▶ [Stated problem]
From the comment thread about the Church Commissioners' investment return, list every name that appears after "Posted by:".

▶ [Document passage]
Congratulations to all concerned for achieving this encouraging result. I only wish my Savings Bank Account paid 8.2% in Interest as opposed to the measly 1/2%! The two videos begin with the motto "Investing in the Church's Growth". Would that the Church of England congregations had also grown nationally by 8.2% in the last year, that would have been yet more Good News.

Posted by: Father David on Monday, 16 May 2016 at 6:34am BST

This is a fantastic result. We've got Archbishops' Council tomorrow, at which we will be looking at ways in which the money from the Commissioners can be used strategically for the mission and ministry development which is at the heart of Renewal and Reform. The encouraging thing about that is the rigour with which the Commissioners monitor and expect the Church to justify the spending of the money they have seen from the investments. It really does focus the mind.

Posted by: Simon Butler on Monday, 16 May 2016 at 1:41pm BST

"Would that the Church of England congregations had also grown nationally by 8.2% in the last year, that would have been yet more Good News."

We tried to do our bit - but only achieved 9% growth (in a fairly 'central' parish). However, I can't believe it's all about numbers...

Posted by: NJW on Monday, 16 May 2016 at 5:00pm BST

Whilst this is good news, I share the First Commissioner's apprehension about the future and the relative improbability of this rate of return continuing. The Commissioners are one of the most successful funds, so much so that I sometimes think they would provide much better value for the wider community of investors than many hedge funds with their egregious 2-and-20 compensation arrangements.

▶ [Recorded information]

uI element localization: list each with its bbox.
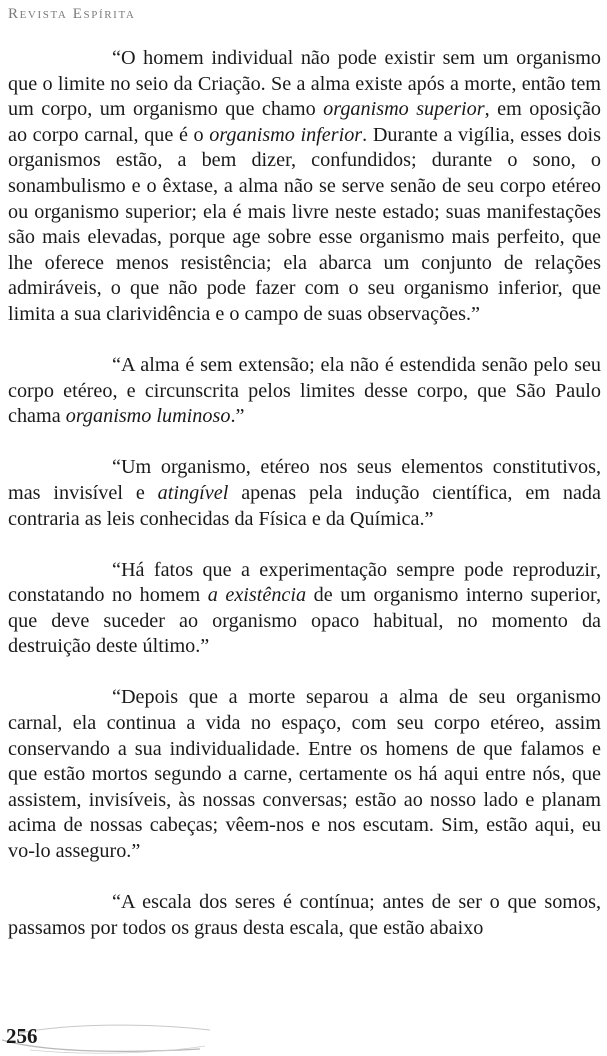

▶ [Answer for the task]
Father David
Simon Butler
NJW